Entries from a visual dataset
+===+

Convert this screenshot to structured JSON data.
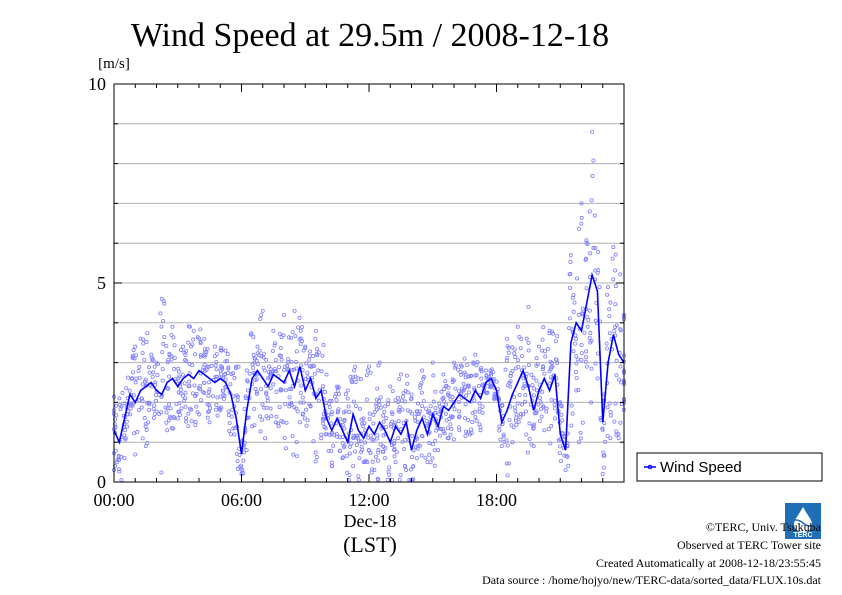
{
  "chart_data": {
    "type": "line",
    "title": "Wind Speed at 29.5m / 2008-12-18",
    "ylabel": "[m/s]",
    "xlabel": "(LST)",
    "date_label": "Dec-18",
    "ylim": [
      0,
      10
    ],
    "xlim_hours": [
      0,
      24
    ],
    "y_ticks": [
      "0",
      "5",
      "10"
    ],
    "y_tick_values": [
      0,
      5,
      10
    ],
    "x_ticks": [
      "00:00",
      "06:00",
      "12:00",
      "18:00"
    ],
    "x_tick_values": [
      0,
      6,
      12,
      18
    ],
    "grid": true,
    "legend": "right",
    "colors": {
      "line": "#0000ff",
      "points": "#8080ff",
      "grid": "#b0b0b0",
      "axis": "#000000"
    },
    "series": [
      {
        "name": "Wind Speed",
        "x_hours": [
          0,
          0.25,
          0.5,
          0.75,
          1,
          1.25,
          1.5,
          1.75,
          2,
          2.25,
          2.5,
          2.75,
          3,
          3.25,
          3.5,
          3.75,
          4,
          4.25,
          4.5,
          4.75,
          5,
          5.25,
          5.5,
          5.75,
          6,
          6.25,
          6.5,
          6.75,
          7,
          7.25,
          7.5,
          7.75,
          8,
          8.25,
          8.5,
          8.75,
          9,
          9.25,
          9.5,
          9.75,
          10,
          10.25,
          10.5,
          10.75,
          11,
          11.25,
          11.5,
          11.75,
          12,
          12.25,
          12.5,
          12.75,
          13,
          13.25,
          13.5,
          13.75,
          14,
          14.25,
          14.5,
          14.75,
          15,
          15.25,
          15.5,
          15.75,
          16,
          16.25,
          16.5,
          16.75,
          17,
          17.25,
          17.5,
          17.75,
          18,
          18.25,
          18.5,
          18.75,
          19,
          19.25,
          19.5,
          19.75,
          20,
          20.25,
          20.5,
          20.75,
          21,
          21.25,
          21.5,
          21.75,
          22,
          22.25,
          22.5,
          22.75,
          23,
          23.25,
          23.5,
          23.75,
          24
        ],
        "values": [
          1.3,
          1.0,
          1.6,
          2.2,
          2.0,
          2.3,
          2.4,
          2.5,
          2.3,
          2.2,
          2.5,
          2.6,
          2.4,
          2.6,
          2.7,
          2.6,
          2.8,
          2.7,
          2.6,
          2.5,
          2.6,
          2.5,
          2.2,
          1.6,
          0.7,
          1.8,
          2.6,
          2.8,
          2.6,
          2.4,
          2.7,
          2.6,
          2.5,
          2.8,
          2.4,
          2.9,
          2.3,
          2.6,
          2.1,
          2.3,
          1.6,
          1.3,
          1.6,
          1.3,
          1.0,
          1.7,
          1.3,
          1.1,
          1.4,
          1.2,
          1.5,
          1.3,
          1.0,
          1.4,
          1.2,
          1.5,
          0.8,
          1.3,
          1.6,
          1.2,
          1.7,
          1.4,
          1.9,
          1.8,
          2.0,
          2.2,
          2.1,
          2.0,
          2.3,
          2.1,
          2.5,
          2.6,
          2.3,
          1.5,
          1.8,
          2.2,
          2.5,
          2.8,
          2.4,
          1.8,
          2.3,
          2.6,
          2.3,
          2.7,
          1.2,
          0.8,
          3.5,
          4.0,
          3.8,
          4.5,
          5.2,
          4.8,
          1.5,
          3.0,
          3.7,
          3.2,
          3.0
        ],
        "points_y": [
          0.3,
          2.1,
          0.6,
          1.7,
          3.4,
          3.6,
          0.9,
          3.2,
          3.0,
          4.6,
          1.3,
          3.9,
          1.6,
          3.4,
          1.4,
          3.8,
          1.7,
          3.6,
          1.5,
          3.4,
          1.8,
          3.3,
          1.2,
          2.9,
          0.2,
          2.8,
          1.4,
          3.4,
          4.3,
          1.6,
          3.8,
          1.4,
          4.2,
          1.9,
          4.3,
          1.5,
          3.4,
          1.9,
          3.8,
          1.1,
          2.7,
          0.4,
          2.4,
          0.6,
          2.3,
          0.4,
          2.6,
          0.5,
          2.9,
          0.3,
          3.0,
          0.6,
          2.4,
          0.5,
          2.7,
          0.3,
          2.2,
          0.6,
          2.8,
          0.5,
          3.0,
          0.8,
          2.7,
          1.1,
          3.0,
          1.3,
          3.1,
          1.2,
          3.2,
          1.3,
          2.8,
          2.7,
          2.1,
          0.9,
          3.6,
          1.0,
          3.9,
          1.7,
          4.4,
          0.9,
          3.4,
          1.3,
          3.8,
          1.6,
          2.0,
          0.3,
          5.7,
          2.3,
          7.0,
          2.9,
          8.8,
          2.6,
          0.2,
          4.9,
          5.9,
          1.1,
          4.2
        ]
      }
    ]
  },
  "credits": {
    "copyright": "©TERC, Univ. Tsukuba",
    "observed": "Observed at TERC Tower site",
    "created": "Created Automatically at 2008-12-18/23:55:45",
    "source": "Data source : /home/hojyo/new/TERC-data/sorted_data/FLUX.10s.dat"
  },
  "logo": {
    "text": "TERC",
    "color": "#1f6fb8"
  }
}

+===+

### What you will do
Extract the entries in full, exactly as they are, minus the pictures.

### Complete answer
Convert this screenshot to structured JSON data.
{
  "chart_data": {
    "type": "line",
    "title": "Wind Speed at 29.5m / 2008-12-18",
    "ylabel": "[m/s]",
    "xlabel": "(LST)",
    "date_label": "Dec-18",
    "ylim": [
      0,
      10
    ],
    "xlim_hours": [
      0,
      24
    ],
    "y_ticks": [
      "0",
      "5",
      "10"
    ],
    "y_tick_values": [
      0,
      5,
      10
    ],
    "x_ticks": [
      "00:00",
      "06:00",
      "12:00",
      "18:00"
    ],
    "x_tick_values": [
      0,
      6,
      12,
      18
    ],
    "grid": true,
    "legend": "right",
    "colors": {
      "line": "#0000ff",
      "points": "#8080ff",
      "grid": "#b0b0b0",
      "axis": "#000000"
    },
    "series": [
      {
        "name": "Wind Speed",
        "x_hours": [
          0,
          0.25,
          0.5,
          0.75,
          1,
          1.25,
          1.5,
          1.75,
          2,
          2.25,
          2.5,
          2.75,
          3,
          3.25,
          3.5,
          3.75,
          4,
          4.25,
          4.5,
          4.75,
          5,
          5.25,
          5.5,
          5.75,
          6,
          6.25,
          6.5,
          6.75,
          7,
          7.25,
          7.5,
          7.75,
          8,
          8.25,
          8.5,
          8.75,
          9,
          9.25,
          9.5,
          9.75,
          10,
          10.25,
          10.5,
          10.75,
          11,
          11.25,
          11.5,
          11.75,
          12,
          12.25,
          12.5,
          12.75,
          13,
          13.25,
          13.5,
          13.75,
          14,
          14.25,
          14.5,
          14.75,
          15,
          15.25,
          15.5,
          15.75,
          16,
          16.25,
          16.5,
          16.75,
          17,
          17.25,
          17.5,
          17.75,
          18,
          18.25,
          18.5,
          18.75,
          19,
          19.25,
          19.5,
          19.75,
          20,
          20.25,
          20.5,
          20.75,
          21,
          21.25,
          21.5,
          21.75,
          22,
          22.25,
          22.5,
          22.75,
          23,
          23.25,
          23.5,
          23.75,
          24
        ],
        "values": [
          1.3,
          1.0,
          1.6,
          2.2,
          2.0,
          2.3,
          2.4,
          2.5,
          2.3,
          2.2,
          2.5,
          2.6,
          2.4,
          2.6,
          2.7,
          2.6,
          2.8,
          2.7,
          2.6,
          2.5,
          2.6,
          2.5,
          2.2,
          1.6,
          0.7,
          1.8,
          2.6,
          2.8,
          2.6,
          2.4,
          2.7,
          2.6,
          2.5,
          2.8,
          2.4,
          2.9,
          2.3,
          2.6,
          2.1,
          2.3,
          1.6,
          1.3,
          1.6,
          1.3,
          1.0,
          1.7,
          1.3,
          1.1,
          1.4,
          1.2,
          1.5,
          1.3,
          1.0,
          1.4,
          1.2,
          1.5,
          0.8,
          1.3,
          1.6,
          1.2,
          1.7,
          1.4,
          1.9,
          1.8,
          2.0,
          2.2,
          2.1,
          2.0,
          2.3,
          2.1,
          2.5,
          2.6,
          2.3,
          1.5,
          1.8,
          2.2,
          2.5,
          2.8,
          2.4,
          1.8,
          2.3,
          2.6,
          2.3,
          2.7,
          1.2,
          0.8,
          3.5,
          4.0,
          3.8,
          4.5,
          5.2,
          4.8,
          1.5,
          3.0,
          3.7,
          3.2,
          3.0
        ],
        "points_y": [
          0.3,
          2.1,
          0.6,
          1.7,
          3.4,
          3.6,
          0.9,
          3.2,
          3.0,
          4.6,
          1.3,
          3.9,
          1.6,
          3.4,
          1.4,
          3.8,
          1.7,
          3.6,
          1.5,
          3.4,
          1.8,
          3.3,
          1.2,
          2.9,
          0.2,
          2.8,
          1.4,
          3.4,
          4.3,
          1.6,
          3.8,
          1.4,
          4.2,
          1.9,
          4.3,
          1.5,
          3.4,
          1.9,
          3.8,
          1.1,
          2.7,
          0.4,
          2.4,
          0.6,
          2.3,
          0.4,
          2.6,
          0.5,
          2.9,
          0.3,
          3.0,
          0.6,
          2.4,
          0.5,
          2.7,
          0.3,
          2.2,
          0.6,
          2.8,
          0.5,
          3.0,
          0.8,
          2.7,
          1.1,
          3.0,
          1.3,
          3.1,
          1.2,
          3.2,
          1.3,
          2.8,
          2.7,
          2.1,
          0.9,
          3.6,
          1.0,
          3.9,
          1.7,
          4.4,
          0.9,
          3.4,
          1.3,
          3.8,
          1.6,
          2.0,
          0.3,
          5.7,
          2.3,
          7.0,
          2.9,
          8.8,
          2.6,
          0.2,
          4.9,
          5.9,
          1.1,
          4.2
        ]
      }
    ]
  },
  "credits": {
    "copyright": "©TERC, Univ. Tsukuba",
    "observed": "Observed at TERC Tower site",
    "created": "Created Automatically at 2008-12-18/23:55:45",
    "source": "Data source : /home/hojyo/new/TERC-data/sorted_data/FLUX.10s.dat"
  },
  "logo": {
    "text": "TERC",
    "color": "#1f6fb8"
  }
}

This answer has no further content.